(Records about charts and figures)
=======

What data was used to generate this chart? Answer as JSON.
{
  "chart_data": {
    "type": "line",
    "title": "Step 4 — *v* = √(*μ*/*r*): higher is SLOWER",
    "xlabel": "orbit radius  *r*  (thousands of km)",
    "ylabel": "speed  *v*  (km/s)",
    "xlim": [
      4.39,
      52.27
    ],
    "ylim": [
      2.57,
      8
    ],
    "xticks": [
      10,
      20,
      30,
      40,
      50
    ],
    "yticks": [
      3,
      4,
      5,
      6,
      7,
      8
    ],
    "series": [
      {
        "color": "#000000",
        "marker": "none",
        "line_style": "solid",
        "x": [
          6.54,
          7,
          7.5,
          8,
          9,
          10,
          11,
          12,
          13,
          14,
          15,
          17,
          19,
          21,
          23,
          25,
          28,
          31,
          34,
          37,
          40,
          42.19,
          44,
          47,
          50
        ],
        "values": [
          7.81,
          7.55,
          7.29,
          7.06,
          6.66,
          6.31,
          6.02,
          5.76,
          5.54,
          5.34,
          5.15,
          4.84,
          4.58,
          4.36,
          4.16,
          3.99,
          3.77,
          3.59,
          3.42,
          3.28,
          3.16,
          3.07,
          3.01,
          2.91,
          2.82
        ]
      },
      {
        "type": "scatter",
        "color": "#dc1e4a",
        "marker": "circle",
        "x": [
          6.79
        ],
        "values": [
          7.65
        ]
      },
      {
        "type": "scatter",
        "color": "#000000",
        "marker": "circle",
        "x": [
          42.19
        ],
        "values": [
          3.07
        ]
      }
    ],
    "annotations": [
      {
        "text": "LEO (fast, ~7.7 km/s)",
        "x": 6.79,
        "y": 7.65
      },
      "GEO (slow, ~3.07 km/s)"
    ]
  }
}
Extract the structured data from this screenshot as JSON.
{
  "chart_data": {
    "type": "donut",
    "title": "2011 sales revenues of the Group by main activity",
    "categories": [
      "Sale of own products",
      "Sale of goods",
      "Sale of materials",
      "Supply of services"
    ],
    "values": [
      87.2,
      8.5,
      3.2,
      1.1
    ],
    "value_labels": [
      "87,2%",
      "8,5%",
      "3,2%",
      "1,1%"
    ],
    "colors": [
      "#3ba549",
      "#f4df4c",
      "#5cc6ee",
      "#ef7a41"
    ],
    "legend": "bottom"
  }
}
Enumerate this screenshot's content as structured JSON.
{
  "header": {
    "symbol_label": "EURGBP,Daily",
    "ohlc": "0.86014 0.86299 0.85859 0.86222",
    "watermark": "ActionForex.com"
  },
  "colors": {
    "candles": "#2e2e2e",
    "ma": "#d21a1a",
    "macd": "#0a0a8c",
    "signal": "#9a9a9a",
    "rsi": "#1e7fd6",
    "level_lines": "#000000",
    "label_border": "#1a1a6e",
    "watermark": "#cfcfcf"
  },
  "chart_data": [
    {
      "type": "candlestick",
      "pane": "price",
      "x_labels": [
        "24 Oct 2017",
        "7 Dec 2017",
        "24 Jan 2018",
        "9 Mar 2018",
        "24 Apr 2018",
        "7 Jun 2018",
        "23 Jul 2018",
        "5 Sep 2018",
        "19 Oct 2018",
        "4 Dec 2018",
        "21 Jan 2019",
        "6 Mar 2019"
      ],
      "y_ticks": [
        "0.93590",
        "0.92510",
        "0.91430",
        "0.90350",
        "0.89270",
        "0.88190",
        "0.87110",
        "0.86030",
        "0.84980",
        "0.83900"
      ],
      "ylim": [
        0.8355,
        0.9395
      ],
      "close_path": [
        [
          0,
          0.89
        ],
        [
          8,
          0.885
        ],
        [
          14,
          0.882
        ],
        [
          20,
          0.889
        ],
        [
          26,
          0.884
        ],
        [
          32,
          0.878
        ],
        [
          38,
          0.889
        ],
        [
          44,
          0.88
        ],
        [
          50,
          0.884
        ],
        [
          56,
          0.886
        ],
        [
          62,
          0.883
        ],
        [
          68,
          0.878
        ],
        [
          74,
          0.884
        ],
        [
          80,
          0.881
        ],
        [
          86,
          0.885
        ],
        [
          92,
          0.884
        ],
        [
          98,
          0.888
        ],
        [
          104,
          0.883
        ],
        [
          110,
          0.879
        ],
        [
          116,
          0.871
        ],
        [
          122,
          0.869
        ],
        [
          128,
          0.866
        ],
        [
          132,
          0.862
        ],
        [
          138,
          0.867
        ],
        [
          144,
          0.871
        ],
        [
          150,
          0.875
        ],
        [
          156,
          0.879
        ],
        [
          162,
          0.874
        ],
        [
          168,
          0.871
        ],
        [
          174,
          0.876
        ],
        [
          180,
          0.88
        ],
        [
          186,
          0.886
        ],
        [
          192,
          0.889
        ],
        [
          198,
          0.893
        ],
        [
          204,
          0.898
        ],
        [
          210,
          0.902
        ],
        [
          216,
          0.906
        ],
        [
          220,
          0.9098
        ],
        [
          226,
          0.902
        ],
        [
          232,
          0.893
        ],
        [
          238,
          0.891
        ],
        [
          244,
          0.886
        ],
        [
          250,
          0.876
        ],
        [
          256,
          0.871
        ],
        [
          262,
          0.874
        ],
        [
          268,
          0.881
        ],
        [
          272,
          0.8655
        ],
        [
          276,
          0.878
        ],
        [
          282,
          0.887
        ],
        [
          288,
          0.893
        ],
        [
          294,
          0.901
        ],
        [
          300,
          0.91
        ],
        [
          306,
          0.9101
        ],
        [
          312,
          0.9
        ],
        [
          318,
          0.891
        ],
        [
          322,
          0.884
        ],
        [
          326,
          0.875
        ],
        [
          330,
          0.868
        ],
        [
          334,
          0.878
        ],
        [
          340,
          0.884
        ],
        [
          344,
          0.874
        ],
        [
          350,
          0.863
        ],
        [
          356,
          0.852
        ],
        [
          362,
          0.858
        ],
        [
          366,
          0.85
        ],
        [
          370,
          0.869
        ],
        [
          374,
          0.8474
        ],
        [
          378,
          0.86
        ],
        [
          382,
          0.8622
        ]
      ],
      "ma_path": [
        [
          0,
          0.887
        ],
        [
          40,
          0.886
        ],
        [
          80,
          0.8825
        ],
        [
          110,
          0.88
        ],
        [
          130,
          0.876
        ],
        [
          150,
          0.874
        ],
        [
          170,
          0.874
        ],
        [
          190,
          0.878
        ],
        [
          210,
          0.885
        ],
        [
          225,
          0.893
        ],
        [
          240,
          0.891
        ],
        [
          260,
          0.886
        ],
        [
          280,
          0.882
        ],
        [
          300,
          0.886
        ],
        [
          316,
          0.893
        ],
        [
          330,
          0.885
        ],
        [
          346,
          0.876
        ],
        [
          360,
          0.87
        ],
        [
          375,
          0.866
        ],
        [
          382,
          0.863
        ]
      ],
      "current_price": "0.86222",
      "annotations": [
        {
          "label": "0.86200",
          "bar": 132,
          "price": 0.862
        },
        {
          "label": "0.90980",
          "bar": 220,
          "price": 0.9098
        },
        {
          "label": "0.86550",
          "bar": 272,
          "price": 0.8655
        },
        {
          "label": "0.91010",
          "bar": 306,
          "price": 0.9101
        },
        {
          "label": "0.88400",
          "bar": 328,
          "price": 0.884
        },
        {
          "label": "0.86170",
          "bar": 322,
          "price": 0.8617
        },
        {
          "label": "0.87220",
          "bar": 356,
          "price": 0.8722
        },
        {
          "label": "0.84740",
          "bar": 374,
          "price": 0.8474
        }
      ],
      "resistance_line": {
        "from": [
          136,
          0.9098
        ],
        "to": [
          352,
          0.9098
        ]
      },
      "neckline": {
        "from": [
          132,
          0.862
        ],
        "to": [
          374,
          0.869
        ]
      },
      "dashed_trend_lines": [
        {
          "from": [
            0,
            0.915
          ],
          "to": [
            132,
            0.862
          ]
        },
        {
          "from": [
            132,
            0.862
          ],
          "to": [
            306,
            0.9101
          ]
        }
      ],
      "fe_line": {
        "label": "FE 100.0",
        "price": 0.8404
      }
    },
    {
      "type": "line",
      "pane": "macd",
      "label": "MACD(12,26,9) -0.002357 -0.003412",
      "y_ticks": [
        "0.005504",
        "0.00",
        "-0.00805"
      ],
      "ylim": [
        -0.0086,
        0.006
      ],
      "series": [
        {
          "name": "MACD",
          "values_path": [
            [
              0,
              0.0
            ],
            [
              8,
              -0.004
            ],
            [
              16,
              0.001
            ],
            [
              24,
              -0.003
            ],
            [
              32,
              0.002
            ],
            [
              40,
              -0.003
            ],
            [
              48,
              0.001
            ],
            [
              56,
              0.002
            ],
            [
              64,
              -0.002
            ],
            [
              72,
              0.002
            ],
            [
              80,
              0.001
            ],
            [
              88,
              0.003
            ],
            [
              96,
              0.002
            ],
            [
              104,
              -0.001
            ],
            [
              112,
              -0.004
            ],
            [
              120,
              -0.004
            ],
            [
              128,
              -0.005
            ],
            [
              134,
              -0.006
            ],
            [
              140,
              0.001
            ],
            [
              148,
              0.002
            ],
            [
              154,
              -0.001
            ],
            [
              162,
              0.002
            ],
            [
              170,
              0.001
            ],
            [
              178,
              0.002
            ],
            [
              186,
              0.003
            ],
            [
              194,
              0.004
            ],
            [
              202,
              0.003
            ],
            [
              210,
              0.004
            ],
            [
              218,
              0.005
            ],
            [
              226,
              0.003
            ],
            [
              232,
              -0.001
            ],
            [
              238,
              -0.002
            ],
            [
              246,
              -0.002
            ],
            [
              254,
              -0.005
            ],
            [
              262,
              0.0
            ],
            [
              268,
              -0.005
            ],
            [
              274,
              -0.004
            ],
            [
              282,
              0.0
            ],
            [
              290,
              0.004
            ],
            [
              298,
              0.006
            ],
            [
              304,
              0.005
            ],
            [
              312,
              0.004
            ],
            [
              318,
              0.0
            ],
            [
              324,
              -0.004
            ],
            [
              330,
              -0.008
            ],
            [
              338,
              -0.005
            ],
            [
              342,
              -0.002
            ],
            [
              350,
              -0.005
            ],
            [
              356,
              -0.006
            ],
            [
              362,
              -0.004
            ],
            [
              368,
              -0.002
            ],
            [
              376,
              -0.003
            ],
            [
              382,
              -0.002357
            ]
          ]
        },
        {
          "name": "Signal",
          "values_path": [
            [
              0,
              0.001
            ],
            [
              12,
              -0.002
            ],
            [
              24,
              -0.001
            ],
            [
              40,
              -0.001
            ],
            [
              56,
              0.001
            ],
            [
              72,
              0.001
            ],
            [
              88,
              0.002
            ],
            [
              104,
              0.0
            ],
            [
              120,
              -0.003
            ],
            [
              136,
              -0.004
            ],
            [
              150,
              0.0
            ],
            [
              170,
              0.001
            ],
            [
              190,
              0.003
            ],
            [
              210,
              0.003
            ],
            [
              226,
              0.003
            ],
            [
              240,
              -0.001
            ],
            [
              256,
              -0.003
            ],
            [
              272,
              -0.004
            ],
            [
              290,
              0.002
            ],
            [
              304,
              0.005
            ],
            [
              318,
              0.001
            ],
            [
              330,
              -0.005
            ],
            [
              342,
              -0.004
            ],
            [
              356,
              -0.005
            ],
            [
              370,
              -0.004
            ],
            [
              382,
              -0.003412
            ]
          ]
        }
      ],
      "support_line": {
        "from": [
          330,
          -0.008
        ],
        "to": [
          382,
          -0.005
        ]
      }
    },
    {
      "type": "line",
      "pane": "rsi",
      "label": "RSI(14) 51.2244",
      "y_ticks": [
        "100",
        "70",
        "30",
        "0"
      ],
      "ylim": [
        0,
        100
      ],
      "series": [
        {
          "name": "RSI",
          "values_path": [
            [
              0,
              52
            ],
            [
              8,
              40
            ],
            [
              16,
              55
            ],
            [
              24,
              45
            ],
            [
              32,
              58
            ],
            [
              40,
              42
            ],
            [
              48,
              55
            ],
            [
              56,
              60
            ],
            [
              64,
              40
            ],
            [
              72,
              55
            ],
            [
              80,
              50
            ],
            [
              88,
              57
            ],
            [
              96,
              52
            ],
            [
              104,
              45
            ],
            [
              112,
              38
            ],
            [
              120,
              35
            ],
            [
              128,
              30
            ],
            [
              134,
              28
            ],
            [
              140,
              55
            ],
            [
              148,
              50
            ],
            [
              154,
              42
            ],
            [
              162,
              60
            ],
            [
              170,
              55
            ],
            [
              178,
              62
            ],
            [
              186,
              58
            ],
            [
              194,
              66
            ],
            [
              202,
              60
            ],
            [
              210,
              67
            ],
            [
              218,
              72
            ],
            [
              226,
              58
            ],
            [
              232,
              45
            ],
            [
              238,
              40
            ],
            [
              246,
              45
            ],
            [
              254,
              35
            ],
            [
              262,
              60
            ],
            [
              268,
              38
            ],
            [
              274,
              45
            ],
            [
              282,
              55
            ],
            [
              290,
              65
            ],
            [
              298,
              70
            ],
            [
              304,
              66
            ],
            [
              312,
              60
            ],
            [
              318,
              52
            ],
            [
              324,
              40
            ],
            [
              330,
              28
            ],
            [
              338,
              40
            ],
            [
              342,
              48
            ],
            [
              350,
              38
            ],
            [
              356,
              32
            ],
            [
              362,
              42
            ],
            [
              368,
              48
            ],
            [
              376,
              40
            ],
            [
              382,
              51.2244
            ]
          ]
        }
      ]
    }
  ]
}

=======

* Task to complete: Search the material above for "title". Pull out each line where it shows up.

* Output of the task:
    "title": "Step 4 — *v* = √(*μ*/*r*): higher is SLOWER",
    "title": "2011 sales revenues of the Group by main activity",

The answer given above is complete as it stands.